Request:
Please set down all the lines beneath this one exactly, without the pictures.

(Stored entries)
━━━━━━━━━━━━━━━━━━━━━━━━━━━━━━
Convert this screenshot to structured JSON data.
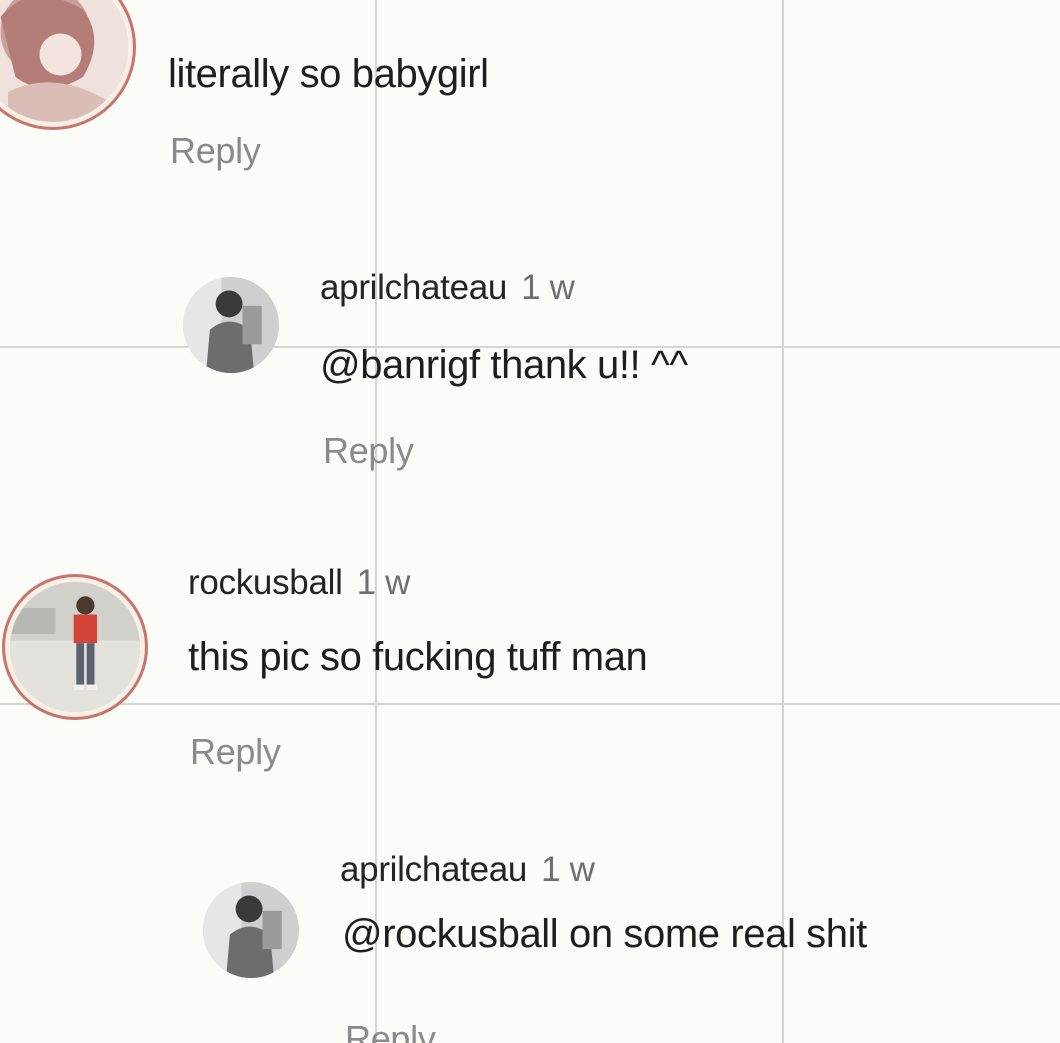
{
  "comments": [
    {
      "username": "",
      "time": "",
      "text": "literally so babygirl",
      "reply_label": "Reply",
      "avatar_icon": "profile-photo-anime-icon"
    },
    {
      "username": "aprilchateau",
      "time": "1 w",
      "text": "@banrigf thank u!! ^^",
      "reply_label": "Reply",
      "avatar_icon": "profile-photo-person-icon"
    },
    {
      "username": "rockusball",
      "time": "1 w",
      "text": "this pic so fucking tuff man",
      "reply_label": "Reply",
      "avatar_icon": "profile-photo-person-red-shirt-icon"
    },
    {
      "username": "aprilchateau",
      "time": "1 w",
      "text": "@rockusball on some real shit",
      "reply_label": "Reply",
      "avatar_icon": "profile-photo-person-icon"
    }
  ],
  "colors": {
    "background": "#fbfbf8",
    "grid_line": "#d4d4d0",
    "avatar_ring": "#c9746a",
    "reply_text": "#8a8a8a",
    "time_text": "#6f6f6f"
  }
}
━━━━━━━━━━━━━━━━━━━━━━━━━━━━━━
The solution:
Convert this screenshot to structured JSON data.
{
  "comments": [
    {
      "username": "",
      "time": "",
      "text": "literally so babygirl",
      "reply_label": "Reply",
      "avatar_icon": "profile-photo-anime-icon"
    },
    {
      "username": "aprilchateau",
      "time": "1 w",
      "text": "@banrigf thank u!! ^^",
      "reply_label": "Reply",
      "avatar_icon": "profile-photo-person-icon"
    },
    {
      "username": "rockusball",
      "time": "1 w",
      "text": "this pic so fucking tuff man",
      "reply_label": "Reply",
      "avatar_icon": "profile-photo-person-red-shirt-icon"
    },
    {
      "username": "aprilchateau",
      "time": "1 w",
      "text": "@rockusball on some real shit",
      "reply_label": "Reply",
      "avatar_icon": "profile-photo-person-icon"
    }
  ],
  "colors": {
    "background": "#fbfbf8",
    "grid_line": "#d4d4d0",
    "avatar_ring": "#c9746a",
    "reply_text": "#8a8a8a",
    "time_text": "#6f6f6f"
  }
}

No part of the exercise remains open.